* Data in this exercise *
* * * *

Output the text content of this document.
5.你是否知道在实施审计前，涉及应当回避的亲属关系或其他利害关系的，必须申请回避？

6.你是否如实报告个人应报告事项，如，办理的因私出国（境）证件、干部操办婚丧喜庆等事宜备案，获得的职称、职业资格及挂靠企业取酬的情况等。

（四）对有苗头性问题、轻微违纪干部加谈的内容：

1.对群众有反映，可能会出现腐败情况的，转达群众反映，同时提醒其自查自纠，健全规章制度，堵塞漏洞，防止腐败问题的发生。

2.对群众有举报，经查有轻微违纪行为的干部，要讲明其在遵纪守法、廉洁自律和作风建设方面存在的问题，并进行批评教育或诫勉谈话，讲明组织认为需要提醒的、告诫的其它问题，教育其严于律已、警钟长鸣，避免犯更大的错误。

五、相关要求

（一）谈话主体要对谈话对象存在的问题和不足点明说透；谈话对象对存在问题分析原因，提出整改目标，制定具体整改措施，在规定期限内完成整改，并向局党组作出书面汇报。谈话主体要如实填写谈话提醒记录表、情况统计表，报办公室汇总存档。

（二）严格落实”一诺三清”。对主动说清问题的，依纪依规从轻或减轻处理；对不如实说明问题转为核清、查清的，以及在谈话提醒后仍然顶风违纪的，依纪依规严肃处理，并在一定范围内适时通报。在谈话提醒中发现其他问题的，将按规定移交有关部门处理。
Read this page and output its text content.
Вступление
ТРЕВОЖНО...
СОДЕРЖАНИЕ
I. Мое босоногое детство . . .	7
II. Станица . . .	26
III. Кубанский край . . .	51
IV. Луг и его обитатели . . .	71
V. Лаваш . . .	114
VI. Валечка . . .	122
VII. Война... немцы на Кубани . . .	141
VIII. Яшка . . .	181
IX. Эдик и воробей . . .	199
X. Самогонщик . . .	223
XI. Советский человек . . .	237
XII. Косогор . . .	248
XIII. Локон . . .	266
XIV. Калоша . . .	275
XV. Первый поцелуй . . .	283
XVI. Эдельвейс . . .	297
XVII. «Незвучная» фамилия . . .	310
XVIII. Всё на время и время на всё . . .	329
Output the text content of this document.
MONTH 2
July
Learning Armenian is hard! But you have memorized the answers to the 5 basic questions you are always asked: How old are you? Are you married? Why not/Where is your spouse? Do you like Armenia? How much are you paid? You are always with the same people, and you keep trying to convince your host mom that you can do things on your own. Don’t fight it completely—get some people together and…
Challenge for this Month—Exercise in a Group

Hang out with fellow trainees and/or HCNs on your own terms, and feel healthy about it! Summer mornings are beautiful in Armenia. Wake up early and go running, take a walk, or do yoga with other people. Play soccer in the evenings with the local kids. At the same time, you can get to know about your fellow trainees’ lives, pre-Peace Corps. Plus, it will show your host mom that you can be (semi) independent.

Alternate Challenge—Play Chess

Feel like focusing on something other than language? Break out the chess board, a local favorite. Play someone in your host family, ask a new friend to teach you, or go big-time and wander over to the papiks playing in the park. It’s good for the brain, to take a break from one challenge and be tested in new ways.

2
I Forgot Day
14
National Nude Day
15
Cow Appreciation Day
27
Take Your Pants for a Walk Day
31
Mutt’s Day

* * * *

* Directions *
Extract every entry in the listing word for word.

* Solution for this exercise *
Output the text content of this document.
5.你是否知道在实施审计前，涉及应当回避的亲属关系或其他利害关系的，必须申请回避？

6.你是否如实报告个人应报告事项，如，办理的因私出国（境）证件、干部操办婚丧喜庆等事宜备案，获得的职称、职业资格及挂靠企业取酬的情况等。

（四）对有苗头性问题、轻微违纪干部加谈的内容：

1.对群众有反映，可能会出现腐败情况的，转达群众反映，同时提醒其自查自纠，健全规章制度，堵塞漏洞，防止腐败问题的发生。

2.对群众有举报，经查有轻微违纪行为的干部，要讲明其在遵纪守法、廉洁自律和作风建设方面存在的问题，并进行批评教育或诫勉谈话，讲明组织认为需要提醒的、告诫的其它问题，教育其严于律已、警钟长鸣，避免犯更大的错误。

五、相关要求

（一）谈话主体要对谈话对象存在的问题和不足点明说透；谈话对象对存在问题分析原因，提出整改目标，制定具体整改措施，在规定期限内完成整改，并向局党组作出书面汇报。谈话主体要如实填写谈话提醒记录表、情况统计表，报办公室汇总存档。

（二）严格落实”一诺三清”。对主动说清问题的，依纪依规从轻或减轻处理；对不如实说明问题转为核清、查清的，以及在谈话提醒后仍然顶风违纪的，依纪依规严肃处理，并在一定范围内适时通报。在谈话提醒中发现其他问题的，将按规定移交有关部门处理。
Read this page and output its text content.
Вступление
ТРЕВОЖНО...
СОДЕРЖАНИЕ
I. Мое босоногое детство . . .	7
II. Станица . . .	26
III. Кубанский край . . .	51
IV. Луг и его обитатели . . .	71
V. Лаваш . . .	114
VI. Валечка . . .	122
VII. Война... немцы на Кубани . . .	141
VIII. Яшка . . .	181
IX. Эдик и воробей . . .	199
X. Самогонщик . . .	223
XI. Советский человек . . .	237
XII. Косогор . . .	248
XIII. Локон . . .	266
XIV. Калоша . . .	275
XV. Первый поцелуй . . .	283
XVI. Эдельвейс . . .	297
XVII. «Незвучная» фамилия . . .	310
XVIII. Всё на время и время на всё . . .	329
Output the text content of this document.
MONTH 2
July
Learning Armenian is hard! But you have memorized the answers to the 5 basic questions you are always asked: How old are you? Are you married? Why not/Where is your spouse? Do you like Armenia? How much are you paid? You are always with the same people, and you keep trying to convince your host mom that you can do things on your own. Don’t fight it completely—get some people together and…
Challenge for this Month—Exercise in a Group

Hang out with fellow trainees and/or HCNs on your own terms, and feel healthy about it! Summer mornings are beautiful in Armenia. Wake up early and go running, take a walk, or do yoga with other people. Play soccer in the evenings with the local kids. At the same time, you can get to know about your fellow trainees’ lives, pre-Peace Corps. Plus, it will show your host mom that you can be (semi) independent.

Alternate Challenge—Play Chess

Feel like focusing on something other than language? Break out the chess board, a local favorite. Play someone in your host family, ask a new friend to teach you, or go big-time and wander over to the papiks playing in the park. It’s good for the brain, to take a break from one challenge and be tested in new ways.

2
I Forgot Day
14
National Nude Day
15
Cow Appreciation Day
27
Take Your Pants for a Walk Day
31
Mutt’s Day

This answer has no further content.